## Goal
Duplicate the lines of the listing below, starting at the line containing "leader-cell: 강태악 (미선) xyxy=(155,703,247,747)" and ending at the line containing "zone-number-cell: 2 xyxy=(118,295,155,339)", with both of those lines included.

Element location data:
+++++

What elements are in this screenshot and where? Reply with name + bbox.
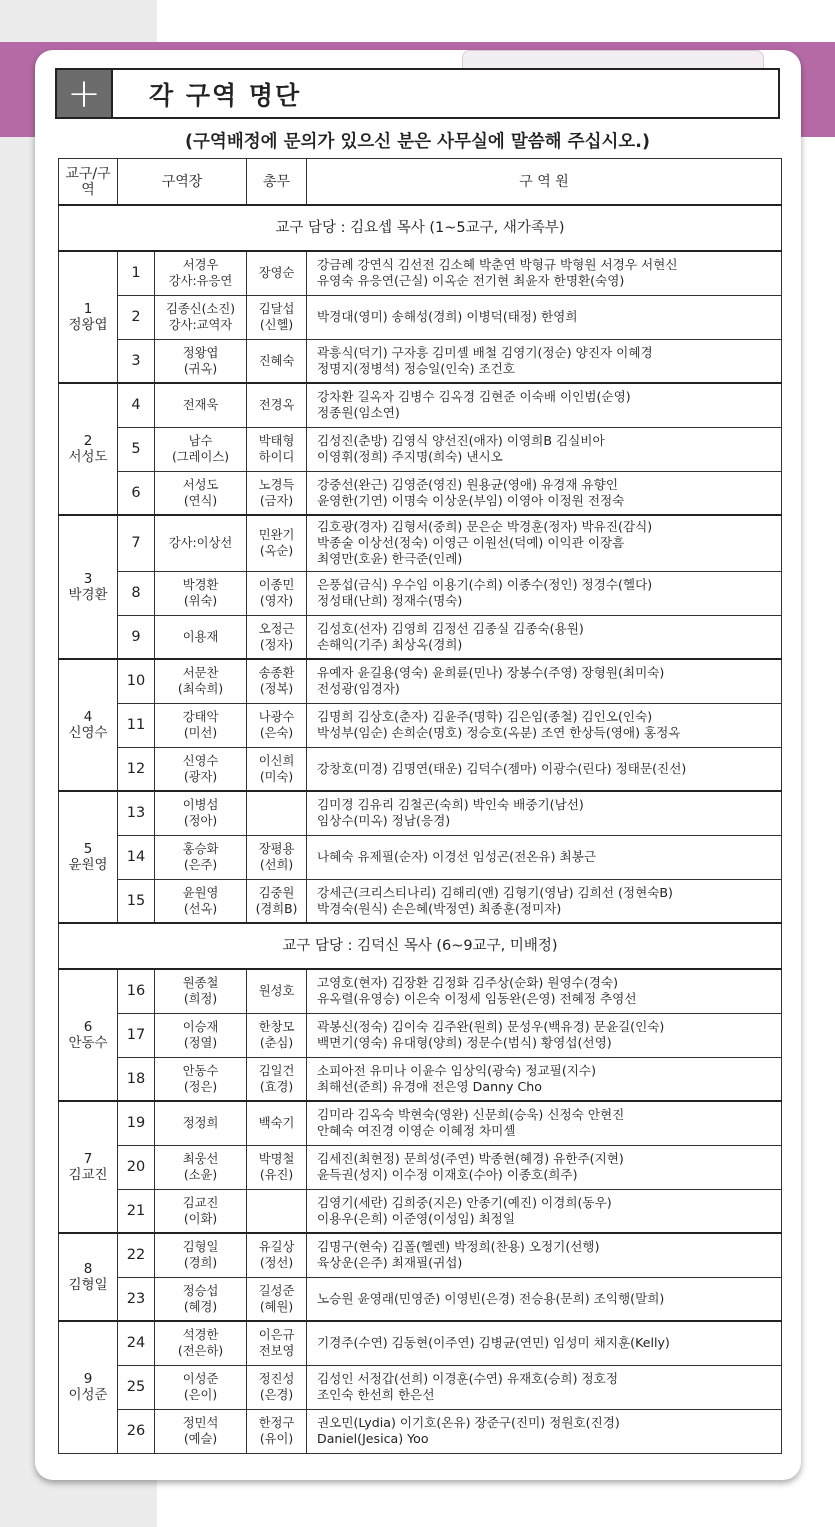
leader-cell: 강태악 (미선) xyxy=(155,703,247,747)
table-row xyxy=(59,703,782,747)
zone-number-cell: 1 xyxy=(118,251,155,295)
members-cell: 김성인 서정갑(선희) 이경훈(수연) 유재호(승희) 정호정 조인숙 한선희 한은선 xyxy=(307,1365,782,1409)
pastor-row xyxy=(59,205,782,251)
table-body xyxy=(59,205,782,1453)
zone-number-cell: 2 xyxy=(118,295,155,339)
members-cell: 김명희 김상호(춘자) 김윤주(명학) 김은임(종철) 김인오(인숙) 박성부(임순) 손희순(명호) 정승호(옥분) 조연 한상득(영애) 홍정옥 xyxy=(307,703,782,747)
district-cell: 1 정왕엽 xyxy=(59,251,118,383)
table-row xyxy=(59,427,782,471)
table-row xyxy=(59,615,782,659)
column-header-leader: 구역장 xyxy=(118,159,247,206)
secretary-cell: 김중원 (경희B) xyxy=(247,879,307,923)
table-row xyxy=(59,1101,782,1145)
zone-number-cell: 26 xyxy=(118,1409,155,1453)
secretary-cell: 박태형 하이디 xyxy=(247,427,307,471)
leader-cell: 김형일 (경희) xyxy=(155,1233,247,1277)
table-row xyxy=(59,383,782,427)
zone-number-cell: 22 xyxy=(118,1233,155,1277)
district-cell: 6 안동수 xyxy=(59,969,118,1101)
secretary-cell: 정진성 (은경) xyxy=(247,1365,307,1409)
leader-cell: 윤원영 (선옥) xyxy=(155,879,247,923)
leader-cell: 서성도 (연식) xyxy=(155,471,247,515)
zone-number-cell: 25 xyxy=(118,1365,155,1409)
zone-number-cell: 23 xyxy=(118,1277,155,1321)
table-row xyxy=(59,969,782,1013)
members-cell: 김성호(선자) 김영희 김정선 김종실 김종숙(용원) 손해익(기주) 최상옥(경희) xyxy=(307,615,782,659)
table-row xyxy=(59,1365,782,1409)
leader-cell: 이승재 (정열) xyxy=(155,1013,247,1057)
members-cell: 곽봉신(정숙) 김이숙 김주완(원희) 문성우(백유경) 문윤길(인숙) 백면기(영숙) 유대형(양희) 정문수(범식) 황영섭(선영) xyxy=(307,1013,782,1057)
table-row xyxy=(59,295,782,339)
secretary-cell: 박명철 (유진) xyxy=(247,1145,307,1189)
secretary-cell: 길성준 (혜원) xyxy=(247,1277,307,1321)
notice-text: (구역배정에 문의가 있으신 분은 사무실에 말씀해 주십시오.) xyxy=(185,132,650,152)
table-row xyxy=(59,1409,782,1453)
pastor-row xyxy=(59,923,782,969)
table-row xyxy=(59,1013,782,1057)
secretary-cell: 진혜숙 xyxy=(247,339,307,383)
secretary-cell: 장평용 (선희) xyxy=(247,835,307,879)
district-cell: 2 서성도 xyxy=(59,383,118,515)
zone-number-cell: 4 xyxy=(118,383,155,427)
members-cell: 강중선(완근) 김영준(영진) 원용균(영애) 유경재 유향인 윤영한(기연) 이명숙 이상운(부임) 이영아 이정원 전정숙 xyxy=(307,471,782,515)
table-row xyxy=(59,879,782,923)
members-cell: 박경대(영미) 송해성(경희) 이병덕(태정) 한영희 xyxy=(307,295,782,339)
zone-number-cell: 17 xyxy=(118,1013,155,1057)
zone-number-cell: 21 xyxy=(118,1189,155,1233)
leader-cell: 서문찬 (최숙희) xyxy=(155,659,247,703)
leader-cell: 정승섭 (혜경) xyxy=(155,1277,247,1321)
column-header-secretary: 총무 xyxy=(247,159,307,206)
secretary-cell: 장영순 xyxy=(247,251,307,295)
leader-cell: 박경환 (위숙) xyxy=(155,571,247,615)
secretary-cell: 오정근 (정자) xyxy=(247,615,307,659)
members-cell: 김미경 김유리 김철곤(숙희) 박인숙 배중기(남선) 임상수(미옥) 정남(응경) xyxy=(307,791,782,835)
secretary-cell: 이신희 (미숙) xyxy=(247,747,307,791)
table-row xyxy=(59,471,782,515)
secretary-cell: 이은규 전보영 xyxy=(247,1321,307,1365)
table-row xyxy=(59,1277,782,1321)
members-cell: 나혜숙 유제필(순자) 이경선 임성곤(전온유) 최봉근 xyxy=(307,835,782,879)
secretary-cell: 한창모 (춘심) xyxy=(247,1013,307,1057)
members-cell: 김영기(세란) 김희중(지은) 안종기(예진) 이경희(동우) 이용우(은희) 이준영(이성임) 최정일 xyxy=(307,1189,782,1233)
secretary-cell xyxy=(247,1189,307,1233)
table-row xyxy=(59,571,782,615)
members-cell: 김세진(최현정) 문희성(주연) 박종현(혜경) 유한주(지현) 윤득권(성지) 이수정 이재호(수아) 이종호(희주) xyxy=(307,1145,782,1189)
zone-number-cell: 15 xyxy=(118,879,155,923)
table-row xyxy=(59,1233,782,1277)
secretary-cell: 나광수 (은숙) xyxy=(247,703,307,747)
leader-cell: 이성준 (은이) xyxy=(155,1365,247,1409)
members-cell: 김명구(현숙) 김폴(헬렌) 박정희(찬용) 오정기(선행) 육상운(은주) 최재필(귀섭) xyxy=(307,1233,782,1277)
secretary-cell: 원성호 xyxy=(247,969,307,1013)
leader-cell: 안동수 (정은) xyxy=(155,1057,247,1101)
secretary-cell: 김달섭 (신헬) xyxy=(247,295,307,339)
leader-cell: 강사:이상선 xyxy=(155,515,247,571)
leader-cell: 이용재 xyxy=(155,615,247,659)
leader-cell: 남수 (그레이스) xyxy=(155,427,247,471)
zone-number-cell: 3 xyxy=(118,339,155,383)
secretary-cell: 송종환 (정복) xyxy=(247,659,307,703)
pastor-label: 교구 담당 : 김요셉 목사 (1~5교구, 새가족부) xyxy=(59,205,782,251)
district-cell: 9 이성준 xyxy=(59,1321,118,1453)
secretary-cell: 전경옥 xyxy=(247,383,307,427)
leader-cell: 홍승화 (은주) xyxy=(155,835,247,879)
district-cell: 5 윤원영 xyxy=(59,791,118,923)
zone-number-cell: 5 xyxy=(118,427,155,471)
zone-number-cell: 12 xyxy=(118,747,155,791)
table-row xyxy=(59,1145,782,1189)
leader-cell: 정정희 xyxy=(155,1101,247,1145)
members-cell: 유예자 윤길용(영숙) 윤희륜(민나) 장봉수(주영) 장형원(최미숙) 전성광(임경자) xyxy=(307,659,782,703)
leader-cell: 이병섬 (정아) xyxy=(155,791,247,835)
table-row xyxy=(59,747,782,791)
table-row xyxy=(59,251,782,295)
table-header-row xyxy=(59,159,782,206)
table-row xyxy=(59,1321,782,1365)
zone-number-cell: 8 xyxy=(118,571,155,615)
secretary-cell: 김일건 (효경) xyxy=(247,1057,307,1101)
members-cell: 강금례 강연식 김선전 김소혜 박춘연 박형규 박형원 서경우 서현신 유영숙 유응연(근실) 이옥순 전기현 최윤자 한명환(숙영) xyxy=(307,251,782,295)
zone-number-cell: 24 xyxy=(118,1321,155,1365)
secretary-cell: 유길상 (정선) xyxy=(247,1233,307,1277)
members-cell: 은풍섭(금식) 우수임 이용기(수희) 이종수(정인) 정경수(헬다) 정성태(난희) 정재수(명숙) xyxy=(307,571,782,615)
zone-number-cell: 10 xyxy=(118,659,155,703)
members-cell: 김성진(춘방) 김영식 양선진(애자) 이영희B 김실비아 이영휘(정희) 주지명(희숙) 낸시오 xyxy=(307,427,782,471)
table-row xyxy=(59,339,782,383)
leader-cell: 전재욱 xyxy=(155,383,247,427)
table-row xyxy=(59,659,782,703)
members-cell: 고영호(현자) 김장환 김정화 김주상(순화) 원영수(경숙) 유옥렬(유영승) 이은숙 이정세 임동완(은영) 전혜정 추영선 xyxy=(307,969,782,1013)
members-cell: 강세근(크리스티나리) 김해리(앤) 김형기(영남) 김희선 (정현숙B) 박경숙(원식) 손은혜(박정연) 최종훈(정미자) xyxy=(307,879,782,923)
zone-number-cell: 7 xyxy=(118,515,155,571)
zone-number-cell: 18 xyxy=(118,1057,155,1101)
zone-number-cell: 13 xyxy=(118,791,155,835)
members-cell: 곽흥식(덕기) 구자흥 김미셸 배철 김영기(정순) 양진자 이혜경 정명지(정병석) 정승일(인숙) 조건호 xyxy=(307,339,782,383)
secretary-cell: 노경득 (금자) xyxy=(247,471,307,515)
section-header xyxy=(55,68,780,119)
plus-icon: + xyxy=(57,70,113,117)
leader-cell: 김교진 (이화) xyxy=(155,1189,247,1233)
leader-cell: 최웅선 (소윤) xyxy=(155,1145,247,1189)
members-cell: 기경주(수연) 김동현(이주연) 김병균(연민) 임성미 채지훈(Kelly) xyxy=(307,1321,782,1365)
zone-number-cell: 16 xyxy=(118,969,155,1013)
pastor-label: 교구 담당 : 김덕신 목사 (6~9교구, 미배정) xyxy=(59,923,782,969)
members-cell: 소피아전 유미나 이윤수 임상익(광숙) 정교필(지수) 최해선(준희) 유경애 전은영 Danny Cho xyxy=(307,1057,782,1101)
zone-number-cell: 14 xyxy=(118,835,155,879)
secretary-cell: 한정구 (유이) xyxy=(247,1409,307,1453)
members-cell: 권오민(Lydia) 이기호(온유) 장준구(진미) 정원호(진경) Daniel(Jesica) Yoo xyxy=(307,1409,782,1453)
leader-cell: 정민석 (예슬) xyxy=(155,1409,247,1453)
district-cell: 4 신영수 xyxy=(59,659,118,791)
table-row xyxy=(59,515,782,571)
leader-cell: 정왕엽 (귀옥) xyxy=(155,339,247,383)
page-title: 각 구역 명단 xyxy=(149,80,302,110)
district-table xyxy=(58,158,782,1454)
members-cell: 김호광(경자) 김형서(중희) 문은순 박경훈(정자) 박유진(감식) 박종술 이상선(정숙) 이영근 이원선(덕예) 이익관 이장흠 최영만(호윤) 한극준(인례) xyxy=(307,515,782,571)
zone-number-cell: 11 xyxy=(118,703,155,747)
members-cell: 노승원 윤영래(민영준) 이영빈(은경) 전승용(문희) 조익행(말희) xyxy=(307,1277,782,1321)
zone-number-cell: 19 xyxy=(118,1101,155,1145)
zone-number-cell: 20 xyxy=(118,1145,155,1189)
leader-cell: 석경한 (전은하) xyxy=(155,1321,247,1365)
leader-cell: 서경우 강사:유응연 xyxy=(155,251,247,295)
table-row xyxy=(59,791,782,835)
secretary-cell xyxy=(247,791,307,835)
leader-cell: 김종신(소진) 강사:교역자 xyxy=(155,295,247,339)
table-row xyxy=(59,1057,782,1101)
secretary-cell: 이종민 (영자) xyxy=(247,571,307,615)
members-cell: 강차환 길옥자 김병수 김옥경 김현준 이숙배 이인범(순영) 정종원(임소연) xyxy=(307,383,782,427)
secretary-cell: 백숙기 xyxy=(247,1101,307,1145)
column-header-district: 교구/구역 xyxy=(59,159,118,206)
members-cell: 김미라 김옥숙 박현숙(영완) 신문희(승욱) 신정숙 안현진 안혜숙 여진경 이영순 이혜정 차미셸 xyxy=(307,1101,782,1145)
zone-number-cell: 9 xyxy=(118,615,155,659)
leader-cell: 원종철 (희정) xyxy=(155,969,247,1013)
leader-cell: 신영수 (광자) xyxy=(155,747,247,791)
district-cell: 8 김형일 xyxy=(59,1233,118,1321)
district-cell: 3 박경환 xyxy=(59,515,118,659)
district-cell: 7 김교진 xyxy=(59,1101,118,1233)
table-row xyxy=(59,1189,782,1233)
members-cell: 강창호(미경) 김명연(태운) 김덕수(젬마) 이광수(린다) 정태문(진선) xyxy=(307,747,782,791)
column-header-members: 구 역 원 xyxy=(307,159,782,206)
zone-number-cell: 6 xyxy=(118,471,155,515)
table-row xyxy=(59,835,782,879)
secretary-cell: 민완기 (옥순) xyxy=(247,515,307,571)
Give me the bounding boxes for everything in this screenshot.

+++++

## Full answer
leader-cell: 강태악 (미선) xyxy=(155,703,247,747)
table-row xyxy=(59,703,782,747)
zone-number-cell: 1 xyxy=(118,251,155,295)
members-cell: 김성인 서정갑(선희) 이경훈(수연) 유재호(승희) 정호정 조인숙 한선희 한은선 xyxy=(307,1365,782,1409)
pastor-row xyxy=(59,205,782,251)
table-body xyxy=(59,205,782,1453)
zone-number-cell: 2 xyxy=(118,295,155,339)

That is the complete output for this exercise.